>> Start

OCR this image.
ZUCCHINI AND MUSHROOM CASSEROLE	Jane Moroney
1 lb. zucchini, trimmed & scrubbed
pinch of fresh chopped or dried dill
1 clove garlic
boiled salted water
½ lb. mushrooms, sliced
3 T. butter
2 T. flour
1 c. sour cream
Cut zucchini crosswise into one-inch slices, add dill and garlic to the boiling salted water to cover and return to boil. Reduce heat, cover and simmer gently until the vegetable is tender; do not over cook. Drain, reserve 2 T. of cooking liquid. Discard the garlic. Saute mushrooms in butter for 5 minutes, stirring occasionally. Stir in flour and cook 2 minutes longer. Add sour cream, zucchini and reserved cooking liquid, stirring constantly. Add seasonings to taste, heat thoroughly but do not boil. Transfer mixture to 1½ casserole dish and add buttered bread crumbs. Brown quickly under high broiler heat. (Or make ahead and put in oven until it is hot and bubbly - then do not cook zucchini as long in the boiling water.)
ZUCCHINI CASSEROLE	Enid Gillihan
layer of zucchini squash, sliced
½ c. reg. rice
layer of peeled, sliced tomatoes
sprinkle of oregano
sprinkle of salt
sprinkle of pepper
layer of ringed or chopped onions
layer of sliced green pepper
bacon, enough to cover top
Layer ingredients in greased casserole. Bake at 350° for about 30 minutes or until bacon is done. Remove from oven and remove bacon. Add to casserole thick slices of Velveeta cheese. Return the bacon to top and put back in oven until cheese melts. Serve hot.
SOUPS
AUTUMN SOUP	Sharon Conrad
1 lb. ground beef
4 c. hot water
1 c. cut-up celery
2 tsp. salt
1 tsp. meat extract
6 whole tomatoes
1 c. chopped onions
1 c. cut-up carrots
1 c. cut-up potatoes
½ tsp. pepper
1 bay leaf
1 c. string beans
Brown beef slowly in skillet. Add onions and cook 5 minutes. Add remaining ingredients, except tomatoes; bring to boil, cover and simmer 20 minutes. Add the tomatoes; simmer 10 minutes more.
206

>> End

WHAT IS ASKED: Go through the records and gather the lines that hold "sprinkle".

SOLVED EXERCISE:
sprinkle of oregano
sprinkle of salt
sprinkle of pepper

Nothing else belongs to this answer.